---- Exercise inputs

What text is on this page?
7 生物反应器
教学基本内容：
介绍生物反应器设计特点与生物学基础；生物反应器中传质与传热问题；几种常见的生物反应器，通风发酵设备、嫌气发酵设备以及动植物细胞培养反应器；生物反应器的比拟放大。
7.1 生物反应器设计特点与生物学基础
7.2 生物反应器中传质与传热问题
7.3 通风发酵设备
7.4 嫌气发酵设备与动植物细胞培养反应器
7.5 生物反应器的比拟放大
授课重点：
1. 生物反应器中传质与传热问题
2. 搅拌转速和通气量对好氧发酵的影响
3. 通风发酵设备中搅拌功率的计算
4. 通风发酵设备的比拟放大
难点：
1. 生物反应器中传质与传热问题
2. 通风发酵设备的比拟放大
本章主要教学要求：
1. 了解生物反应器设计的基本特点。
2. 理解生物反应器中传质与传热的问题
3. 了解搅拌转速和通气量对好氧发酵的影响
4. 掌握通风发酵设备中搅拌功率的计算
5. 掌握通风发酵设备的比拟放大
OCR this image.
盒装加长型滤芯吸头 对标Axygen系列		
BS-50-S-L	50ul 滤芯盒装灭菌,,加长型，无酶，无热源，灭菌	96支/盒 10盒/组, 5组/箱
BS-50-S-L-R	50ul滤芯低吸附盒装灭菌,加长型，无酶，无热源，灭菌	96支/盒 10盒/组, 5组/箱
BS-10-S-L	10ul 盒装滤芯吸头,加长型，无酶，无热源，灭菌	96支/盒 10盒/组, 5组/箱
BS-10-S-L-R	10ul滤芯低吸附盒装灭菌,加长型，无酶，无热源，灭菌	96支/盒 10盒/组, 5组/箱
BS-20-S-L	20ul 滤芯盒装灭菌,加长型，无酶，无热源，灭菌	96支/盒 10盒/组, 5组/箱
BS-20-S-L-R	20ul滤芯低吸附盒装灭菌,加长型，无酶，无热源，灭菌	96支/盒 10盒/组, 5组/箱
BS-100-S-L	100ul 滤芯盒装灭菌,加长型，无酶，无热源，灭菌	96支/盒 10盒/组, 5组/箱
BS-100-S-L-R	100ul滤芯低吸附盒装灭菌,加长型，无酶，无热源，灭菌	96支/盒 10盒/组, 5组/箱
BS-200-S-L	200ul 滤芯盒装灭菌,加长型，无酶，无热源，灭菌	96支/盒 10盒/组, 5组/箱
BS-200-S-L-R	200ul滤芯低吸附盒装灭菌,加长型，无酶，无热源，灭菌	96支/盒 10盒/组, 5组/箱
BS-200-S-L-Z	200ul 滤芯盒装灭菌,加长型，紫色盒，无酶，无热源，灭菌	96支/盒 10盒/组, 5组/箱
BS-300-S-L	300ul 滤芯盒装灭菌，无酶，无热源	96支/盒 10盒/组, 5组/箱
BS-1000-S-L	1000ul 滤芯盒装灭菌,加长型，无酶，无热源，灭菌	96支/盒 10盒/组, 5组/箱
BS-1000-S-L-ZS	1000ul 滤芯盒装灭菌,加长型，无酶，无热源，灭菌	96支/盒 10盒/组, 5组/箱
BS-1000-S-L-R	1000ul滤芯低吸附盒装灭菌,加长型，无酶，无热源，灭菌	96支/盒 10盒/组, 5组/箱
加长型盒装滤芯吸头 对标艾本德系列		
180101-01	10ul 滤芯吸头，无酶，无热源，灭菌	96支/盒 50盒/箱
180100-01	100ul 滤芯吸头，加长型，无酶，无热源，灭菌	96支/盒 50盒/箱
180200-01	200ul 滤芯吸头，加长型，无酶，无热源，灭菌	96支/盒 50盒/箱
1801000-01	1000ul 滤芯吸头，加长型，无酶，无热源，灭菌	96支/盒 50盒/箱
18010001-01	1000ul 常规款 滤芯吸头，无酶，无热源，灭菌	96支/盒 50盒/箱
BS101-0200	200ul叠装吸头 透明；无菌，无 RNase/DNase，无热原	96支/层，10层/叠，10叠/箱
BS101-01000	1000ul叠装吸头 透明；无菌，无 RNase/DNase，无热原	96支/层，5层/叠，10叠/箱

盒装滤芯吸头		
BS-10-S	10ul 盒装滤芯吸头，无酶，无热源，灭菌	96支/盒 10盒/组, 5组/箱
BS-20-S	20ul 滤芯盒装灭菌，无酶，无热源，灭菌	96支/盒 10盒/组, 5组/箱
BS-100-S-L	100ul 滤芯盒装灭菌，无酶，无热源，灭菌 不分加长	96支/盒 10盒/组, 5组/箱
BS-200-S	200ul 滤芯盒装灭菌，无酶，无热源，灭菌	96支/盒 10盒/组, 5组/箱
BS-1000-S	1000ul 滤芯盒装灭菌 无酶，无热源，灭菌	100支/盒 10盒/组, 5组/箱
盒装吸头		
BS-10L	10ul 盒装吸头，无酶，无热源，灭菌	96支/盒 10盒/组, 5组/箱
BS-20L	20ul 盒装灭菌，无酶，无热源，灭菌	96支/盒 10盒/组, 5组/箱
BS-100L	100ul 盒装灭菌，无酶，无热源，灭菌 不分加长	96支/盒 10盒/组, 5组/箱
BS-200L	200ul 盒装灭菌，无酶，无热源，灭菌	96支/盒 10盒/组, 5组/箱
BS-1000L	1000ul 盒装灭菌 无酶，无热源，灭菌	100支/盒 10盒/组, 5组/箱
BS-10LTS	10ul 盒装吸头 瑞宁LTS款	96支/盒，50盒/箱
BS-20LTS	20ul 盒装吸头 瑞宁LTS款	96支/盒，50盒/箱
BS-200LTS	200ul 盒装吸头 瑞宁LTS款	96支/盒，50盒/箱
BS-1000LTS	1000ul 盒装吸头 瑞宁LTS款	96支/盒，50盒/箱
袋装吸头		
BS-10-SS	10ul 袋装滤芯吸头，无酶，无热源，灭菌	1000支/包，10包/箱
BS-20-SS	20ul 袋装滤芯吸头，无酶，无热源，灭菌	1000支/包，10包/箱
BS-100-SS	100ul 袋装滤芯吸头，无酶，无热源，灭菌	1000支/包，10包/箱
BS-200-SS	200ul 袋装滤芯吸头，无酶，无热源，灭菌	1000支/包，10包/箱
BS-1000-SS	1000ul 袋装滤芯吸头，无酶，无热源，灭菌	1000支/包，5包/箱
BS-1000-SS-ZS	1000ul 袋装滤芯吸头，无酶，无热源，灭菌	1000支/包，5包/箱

--------

■ Given exercise:
Return the listing above in its exact form.

■ Correct output:
What text is on this page?
7 生物反应器
教学基本内容：
介绍生物反应器设计特点与生物学基础；生物反应器中传质与传热问题；几种常见的生物反应器，通风发酵设备、嫌气发酵设备以及动植物细胞培养反应器；生物反应器的比拟放大。
7.1 生物反应器设计特点与生物学基础
7.2 生物反应器中传质与传热问题
7.3 通风发酵设备
7.4 嫌气发酵设备与动植物细胞培养反应器
7.5 生物反应器的比拟放大
授课重点：
1. 生物反应器中传质与传热问题
2. 搅拌转速和通气量对好氧发酵的影响
3. 通风发酵设备中搅拌功率的计算
4. 通风发酵设备的比拟放大
难点：
1. 生物反应器中传质与传热问题
2. 通风发酵设备的比拟放大
本章主要教学要求：
1. 了解生物反应器设计的基本特点。
2. 理解生物反应器中传质与传热的问题
3. 了解搅拌转速和通气量对好氧发酵的影响
4. 掌握通风发酵设备中搅拌功率的计算
5. 掌握通风发酵设备的比拟放大
OCR this image.
盒装加长型滤芯吸头 对标Axygen系列		
BS-50-S-L	50ul 滤芯盒装灭菌,,加长型，无酶，无热源，灭菌	96支/盒 10盒/组, 5组/箱
BS-50-S-L-R	50ul滤芯低吸附盒装灭菌,加长型，无酶，无热源，灭菌	96支/盒 10盒/组, 5组/箱
BS-10-S-L	10ul 盒装滤芯吸头,加长型，无酶，无热源，灭菌	96支/盒 10盒/组, 5组/箱
BS-10-S-L-R	10ul滤芯低吸附盒装灭菌,加长型，无酶，无热源，灭菌	96支/盒 10盒/组, 5组/箱
BS-20-S-L	20ul 滤芯盒装灭菌,加长型，无酶，无热源，灭菌	96支/盒 10盒/组, 5组/箱
BS-20-S-L-R	20ul滤芯低吸附盒装灭菌,加长型，无酶，无热源，灭菌	96支/盒 10盒/组, 5组/箱
BS-100-S-L	100ul 滤芯盒装灭菌,加长型，无酶，无热源，灭菌	96支/盒 10盒/组, 5组/箱
BS-100-S-L-R	100ul滤芯低吸附盒装灭菌,加长型，无酶，无热源，灭菌	96支/盒 10盒/组, 5组/箱
BS-200-S-L	200ul 滤芯盒装灭菌,加长型，无酶，无热源，灭菌	96支/盒 10盒/组, 5组/箱
BS-200-S-L-R	200ul滤芯低吸附盒装灭菌,加长型，无酶，无热源，灭菌	96支/盒 10盒/组, 5组/箱
BS-200-S-L-Z	200ul 滤芯盒装灭菌,加长型，紫色盒，无酶，无热源，灭菌	96支/盒 10盒/组, 5组/箱
BS-300-S-L	300ul 滤芯盒装灭菌，无酶，无热源	96支/盒 10盒/组, 5组/箱
BS-1000-S-L	1000ul 滤芯盒装灭菌,加长型，无酶，无热源，灭菌	96支/盒 10盒/组, 5组/箱
BS-1000-S-L-ZS	1000ul 滤芯盒装灭菌,加长型，无酶，无热源，灭菌	96支/盒 10盒/组, 5组/箱
BS-1000-S-L-R	1000ul滤芯低吸附盒装灭菌,加长型，无酶，无热源，灭菌	96支/盒 10盒/组, 5组/箱
加长型盒装滤芯吸头 对标艾本德系列		
180101-01	10ul 滤芯吸头，无酶，无热源，灭菌	96支/盒 50盒/箱
180100-01	100ul 滤芯吸头，加长型，无酶，无热源，灭菌	96支/盒 50盒/箱
180200-01	200ul 滤芯吸头，加长型，无酶，无热源，灭菌	96支/盒 50盒/箱
1801000-01	1000ul 滤芯吸头，加长型，无酶，无热源，灭菌	96支/盒 50盒/箱
18010001-01	1000ul 常规款 滤芯吸头，无酶，无热源，灭菌	96支/盒 50盒/箱
BS101-0200	200ul叠装吸头 透明；无菌，无 RNase/DNase，无热原	96支/层，10层/叠，10叠/箱
BS101-01000	1000ul叠装吸头 透明；无菌，无 RNase/DNase，无热原	96支/层，5层/叠，10叠/箱

盒装滤芯吸头		
BS-10-S	10ul 盒装滤芯吸头，无酶，无热源，灭菌	96支/盒 10盒/组, 5组/箱
BS-20-S	20ul 滤芯盒装灭菌，无酶，无热源，灭菌	96支/盒 10盒/组, 5组/箱
BS-100-S-L	100ul 滤芯盒装灭菌，无酶，无热源，灭菌 不分加长	96支/盒 10盒/组, 5组/箱
BS-200-S	200ul 滤芯盒装灭菌，无酶，无热源，灭菌	96支/盒 10盒/组, 5组/箱
BS-1000-S	1000ul 滤芯盒装灭菌 无酶，无热源，灭菌	100支/盒 10盒/组, 5组/箱
盒装吸头		
BS-10L	10ul 盒装吸头，无酶，无热源，灭菌	96支/盒 10盒/组, 5组/箱
BS-20L	20ul 盒装灭菌，无酶，无热源，灭菌	96支/盒 10盒/组, 5组/箱
BS-100L	100ul 盒装灭菌，无酶，无热源，灭菌 不分加长	96支/盒 10盒/组, 5组/箱
BS-200L	200ul 盒装灭菌，无酶，无热源，灭菌	96支/盒 10盒/组, 5组/箱
BS-1000L	1000ul 盒装灭菌 无酶，无热源，灭菌	100支/盒 10盒/组, 5组/箱
BS-10LTS	10ul 盒装吸头 瑞宁LTS款	96支/盒，50盒/箱
BS-20LTS	20ul 盒装吸头 瑞宁LTS款	96支/盒，50盒/箱
BS-200LTS	200ul 盒装吸头 瑞宁LTS款	96支/盒，50盒/箱
BS-1000LTS	1000ul 盒装吸头 瑞宁LTS款	96支/盒，50盒/箱
袋装吸头		
BS-10-SS	10ul 袋装滤芯吸头，无酶，无热源，灭菌	1000支/包，10包/箱
BS-20-SS	20ul 袋装滤芯吸头，无酶，无热源，灭菌	1000支/包，10包/箱
BS-100-SS	100ul 袋装滤芯吸头，无酶，无热源，灭菌	1000支/包，10包/箱
BS-200-SS	200ul 袋装滤芯吸头，无酶，无热源，灭菌	1000支/包，10包/箱
BS-1000-SS	1000ul 袋装滤芯吸头，无酶，无热源，灭菌	1000支/包，5包/箱
BS-1000-SS-ZS	1000ul 袋装滤芯吸头，无酶，无热源，灭菌	1000支/包，5包/箱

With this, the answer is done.